* _Do this_: Return only the lines starting at the line that contains "OCR this image." and ending with the final line of the listing; include both endpoints.

* _Records for this task_:
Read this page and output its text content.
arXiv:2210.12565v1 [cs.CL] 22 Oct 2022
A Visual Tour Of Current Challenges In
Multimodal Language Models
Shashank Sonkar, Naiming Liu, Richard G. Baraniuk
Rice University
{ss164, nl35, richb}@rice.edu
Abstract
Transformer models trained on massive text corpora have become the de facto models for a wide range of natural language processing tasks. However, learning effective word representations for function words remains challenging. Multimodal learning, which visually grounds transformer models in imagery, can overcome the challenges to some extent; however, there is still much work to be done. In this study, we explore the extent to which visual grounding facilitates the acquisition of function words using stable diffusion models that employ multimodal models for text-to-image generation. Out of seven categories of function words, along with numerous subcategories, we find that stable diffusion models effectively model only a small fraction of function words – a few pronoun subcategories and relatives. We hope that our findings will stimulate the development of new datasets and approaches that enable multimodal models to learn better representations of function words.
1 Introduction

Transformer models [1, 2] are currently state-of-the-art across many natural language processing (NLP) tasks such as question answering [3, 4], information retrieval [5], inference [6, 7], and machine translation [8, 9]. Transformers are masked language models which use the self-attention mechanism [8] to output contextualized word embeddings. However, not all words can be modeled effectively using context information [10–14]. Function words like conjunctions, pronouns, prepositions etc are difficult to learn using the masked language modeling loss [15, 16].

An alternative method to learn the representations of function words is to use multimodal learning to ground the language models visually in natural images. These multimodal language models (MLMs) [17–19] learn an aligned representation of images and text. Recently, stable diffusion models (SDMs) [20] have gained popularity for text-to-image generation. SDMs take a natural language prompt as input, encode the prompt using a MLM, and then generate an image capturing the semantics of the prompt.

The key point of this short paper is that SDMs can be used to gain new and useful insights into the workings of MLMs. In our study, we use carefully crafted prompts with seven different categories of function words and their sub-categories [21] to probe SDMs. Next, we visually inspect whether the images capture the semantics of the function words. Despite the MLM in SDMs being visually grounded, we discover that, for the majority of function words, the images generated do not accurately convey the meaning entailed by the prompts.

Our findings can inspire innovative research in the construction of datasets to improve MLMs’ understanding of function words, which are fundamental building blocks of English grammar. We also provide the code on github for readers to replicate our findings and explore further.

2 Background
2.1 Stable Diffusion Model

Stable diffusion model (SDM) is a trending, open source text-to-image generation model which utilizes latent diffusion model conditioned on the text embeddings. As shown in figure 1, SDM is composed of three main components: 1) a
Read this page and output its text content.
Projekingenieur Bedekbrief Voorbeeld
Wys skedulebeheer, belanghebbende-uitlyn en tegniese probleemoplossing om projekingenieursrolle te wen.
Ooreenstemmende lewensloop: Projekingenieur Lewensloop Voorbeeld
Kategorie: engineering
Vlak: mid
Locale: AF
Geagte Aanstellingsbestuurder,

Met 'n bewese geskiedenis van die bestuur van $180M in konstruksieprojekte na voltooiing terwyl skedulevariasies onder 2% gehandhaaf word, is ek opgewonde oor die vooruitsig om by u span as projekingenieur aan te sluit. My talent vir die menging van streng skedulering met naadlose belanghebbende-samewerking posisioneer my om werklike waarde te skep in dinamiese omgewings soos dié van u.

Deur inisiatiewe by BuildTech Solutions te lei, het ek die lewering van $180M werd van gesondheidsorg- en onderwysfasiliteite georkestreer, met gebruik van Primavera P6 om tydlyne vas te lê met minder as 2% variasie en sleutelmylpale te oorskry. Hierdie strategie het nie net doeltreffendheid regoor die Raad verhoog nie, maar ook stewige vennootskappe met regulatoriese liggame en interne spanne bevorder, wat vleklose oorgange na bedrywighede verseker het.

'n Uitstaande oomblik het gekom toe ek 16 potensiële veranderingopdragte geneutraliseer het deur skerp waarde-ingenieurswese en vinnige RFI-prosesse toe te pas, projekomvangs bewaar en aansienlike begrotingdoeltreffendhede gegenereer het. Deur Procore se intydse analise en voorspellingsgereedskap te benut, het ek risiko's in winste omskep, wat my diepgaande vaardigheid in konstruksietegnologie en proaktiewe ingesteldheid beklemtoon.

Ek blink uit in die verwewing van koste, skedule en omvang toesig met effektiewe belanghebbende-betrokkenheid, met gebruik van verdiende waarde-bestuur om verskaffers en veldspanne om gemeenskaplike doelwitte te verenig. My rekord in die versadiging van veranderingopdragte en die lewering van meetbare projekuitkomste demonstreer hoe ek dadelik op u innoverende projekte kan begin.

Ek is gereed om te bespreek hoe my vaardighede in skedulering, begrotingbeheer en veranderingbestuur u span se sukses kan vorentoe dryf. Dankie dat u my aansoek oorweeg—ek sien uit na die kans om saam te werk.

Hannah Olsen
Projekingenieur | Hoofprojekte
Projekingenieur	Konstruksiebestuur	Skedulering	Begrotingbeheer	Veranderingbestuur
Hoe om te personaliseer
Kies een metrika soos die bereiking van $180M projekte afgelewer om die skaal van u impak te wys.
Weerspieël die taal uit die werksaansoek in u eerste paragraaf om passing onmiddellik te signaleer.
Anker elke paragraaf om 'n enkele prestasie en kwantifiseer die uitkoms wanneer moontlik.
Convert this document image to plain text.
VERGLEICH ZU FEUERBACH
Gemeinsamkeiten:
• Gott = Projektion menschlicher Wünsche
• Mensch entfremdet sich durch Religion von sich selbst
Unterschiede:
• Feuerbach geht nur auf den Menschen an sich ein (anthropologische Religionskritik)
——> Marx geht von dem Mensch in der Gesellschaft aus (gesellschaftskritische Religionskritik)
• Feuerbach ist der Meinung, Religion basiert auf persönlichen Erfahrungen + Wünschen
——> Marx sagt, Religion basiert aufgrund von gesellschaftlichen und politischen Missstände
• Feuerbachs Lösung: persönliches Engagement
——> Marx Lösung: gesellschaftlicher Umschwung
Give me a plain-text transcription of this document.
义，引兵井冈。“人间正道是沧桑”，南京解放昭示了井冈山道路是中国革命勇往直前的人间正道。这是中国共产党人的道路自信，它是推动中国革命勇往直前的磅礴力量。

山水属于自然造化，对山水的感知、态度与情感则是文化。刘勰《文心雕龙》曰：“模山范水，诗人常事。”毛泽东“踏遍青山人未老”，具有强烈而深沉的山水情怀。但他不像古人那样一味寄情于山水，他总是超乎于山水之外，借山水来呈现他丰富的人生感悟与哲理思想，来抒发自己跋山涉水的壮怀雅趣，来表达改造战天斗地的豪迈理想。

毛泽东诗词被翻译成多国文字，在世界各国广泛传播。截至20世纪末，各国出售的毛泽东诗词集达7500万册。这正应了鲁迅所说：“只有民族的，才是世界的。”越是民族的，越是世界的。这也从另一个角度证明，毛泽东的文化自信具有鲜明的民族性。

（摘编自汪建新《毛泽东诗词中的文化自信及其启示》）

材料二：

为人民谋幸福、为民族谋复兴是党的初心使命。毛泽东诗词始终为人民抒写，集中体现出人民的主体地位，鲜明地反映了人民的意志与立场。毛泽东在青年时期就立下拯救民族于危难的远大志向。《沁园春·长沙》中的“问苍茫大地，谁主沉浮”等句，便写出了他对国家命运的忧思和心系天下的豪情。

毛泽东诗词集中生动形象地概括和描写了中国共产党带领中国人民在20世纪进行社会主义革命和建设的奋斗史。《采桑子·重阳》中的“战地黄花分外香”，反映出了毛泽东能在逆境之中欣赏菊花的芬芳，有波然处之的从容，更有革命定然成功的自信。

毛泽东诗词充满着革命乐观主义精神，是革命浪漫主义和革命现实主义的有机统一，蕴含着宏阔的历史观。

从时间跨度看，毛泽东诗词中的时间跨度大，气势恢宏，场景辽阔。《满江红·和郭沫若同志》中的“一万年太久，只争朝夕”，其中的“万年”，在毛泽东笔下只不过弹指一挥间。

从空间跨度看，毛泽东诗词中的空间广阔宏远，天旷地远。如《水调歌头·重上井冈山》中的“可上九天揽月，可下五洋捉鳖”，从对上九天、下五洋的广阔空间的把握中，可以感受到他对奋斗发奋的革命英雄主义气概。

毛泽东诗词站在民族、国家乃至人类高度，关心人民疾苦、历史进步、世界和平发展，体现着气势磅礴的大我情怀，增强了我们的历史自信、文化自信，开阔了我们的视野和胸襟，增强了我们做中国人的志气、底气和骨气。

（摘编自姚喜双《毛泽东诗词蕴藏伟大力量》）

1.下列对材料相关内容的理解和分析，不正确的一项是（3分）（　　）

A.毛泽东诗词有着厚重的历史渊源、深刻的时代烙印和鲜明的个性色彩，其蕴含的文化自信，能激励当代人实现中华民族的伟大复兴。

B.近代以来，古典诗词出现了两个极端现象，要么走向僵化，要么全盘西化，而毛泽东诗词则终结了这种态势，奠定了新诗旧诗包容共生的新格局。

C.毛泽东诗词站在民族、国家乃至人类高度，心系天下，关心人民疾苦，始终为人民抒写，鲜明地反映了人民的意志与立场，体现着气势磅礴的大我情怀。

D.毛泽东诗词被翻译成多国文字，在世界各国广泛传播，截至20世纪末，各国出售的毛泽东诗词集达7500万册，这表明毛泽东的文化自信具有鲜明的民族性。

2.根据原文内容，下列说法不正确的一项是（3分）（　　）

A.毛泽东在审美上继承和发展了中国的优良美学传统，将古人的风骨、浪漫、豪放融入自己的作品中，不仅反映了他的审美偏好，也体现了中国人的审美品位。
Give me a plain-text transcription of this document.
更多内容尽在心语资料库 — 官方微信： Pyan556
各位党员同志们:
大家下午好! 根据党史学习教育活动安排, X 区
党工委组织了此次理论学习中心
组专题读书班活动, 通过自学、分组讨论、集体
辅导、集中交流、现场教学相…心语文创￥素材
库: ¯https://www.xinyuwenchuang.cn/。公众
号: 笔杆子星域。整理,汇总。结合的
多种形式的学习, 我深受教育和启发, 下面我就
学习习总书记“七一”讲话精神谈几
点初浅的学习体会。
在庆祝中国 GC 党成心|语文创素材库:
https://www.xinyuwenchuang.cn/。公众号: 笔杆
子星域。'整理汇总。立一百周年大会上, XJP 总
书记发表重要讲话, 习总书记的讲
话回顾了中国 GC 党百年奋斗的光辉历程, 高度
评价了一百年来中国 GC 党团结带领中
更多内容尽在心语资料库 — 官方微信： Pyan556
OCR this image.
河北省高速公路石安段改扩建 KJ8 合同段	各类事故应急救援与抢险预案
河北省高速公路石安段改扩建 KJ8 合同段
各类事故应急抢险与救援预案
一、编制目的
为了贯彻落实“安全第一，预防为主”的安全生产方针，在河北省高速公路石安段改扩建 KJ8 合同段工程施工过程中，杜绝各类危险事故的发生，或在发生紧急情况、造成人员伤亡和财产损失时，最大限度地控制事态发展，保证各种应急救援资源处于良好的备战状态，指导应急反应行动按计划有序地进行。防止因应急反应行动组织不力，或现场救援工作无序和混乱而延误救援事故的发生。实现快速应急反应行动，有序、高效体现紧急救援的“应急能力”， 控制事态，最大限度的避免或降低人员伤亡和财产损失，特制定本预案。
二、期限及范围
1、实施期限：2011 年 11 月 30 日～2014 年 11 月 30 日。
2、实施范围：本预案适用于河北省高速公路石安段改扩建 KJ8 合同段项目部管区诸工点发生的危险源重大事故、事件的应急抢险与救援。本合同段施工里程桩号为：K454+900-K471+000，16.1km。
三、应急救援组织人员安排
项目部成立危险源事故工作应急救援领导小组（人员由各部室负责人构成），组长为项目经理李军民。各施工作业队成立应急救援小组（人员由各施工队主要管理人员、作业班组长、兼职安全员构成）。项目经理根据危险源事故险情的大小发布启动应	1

* _Task answer_:
OCR this image.
河北省高速公路石安段改扩建 KJ8 合同段	各类事故应急救援与抢险预案
河北省高速公路石安段改扩建 KJ8 合同段
各类事故应急抢险与救援预案
一、编制目的
为了贯彻落实“安全第一，预防为主”的安全生产方针，在河北省高速公路石安段改扩建 KJ8 合同段工程施工过程中，杜绝各类危险事故的发生，或在发生紧急情况、造成人员伤亡和财产损失时，最大限度地控制事态发展，保证各种应急救援资源处于良好的备战状态，指导应急反应行动按计划有序地进行。防止因应急反应行动组织不力，或现场救援工作无序和混乱而延误救援事故的发生。实现快速应急反应行动，有序、高效体现紧急救援的“应急能力”， 控制事态，最大限度的避免或降低人员伤亡和财产损失，特制定本预案。
二、期限及范围
1、实施期限：2011 年 11 月 30 日～2014 年 11 月 30 日。
2、实施范围：本预案适用于河北省高速公路石安段改扩建 KJ8 合同段项目部管区诸工点发生的危险源重大事故、事件的应急抢险与救援。本合同段施工里程桩号为：K454+900-K471+000，16.1km。
三、应急救援组织人员安排
项目部成立危险源事故工作应急救援领导小组（人员由各部室负责人构成），组长为项目经理李军民。各施工作业队成立应急救援小组（人员由各施工队主要管理人员、作业班组长、兼职安全员构成）。项目经理根据危险源事故险情的大小发布启动应	1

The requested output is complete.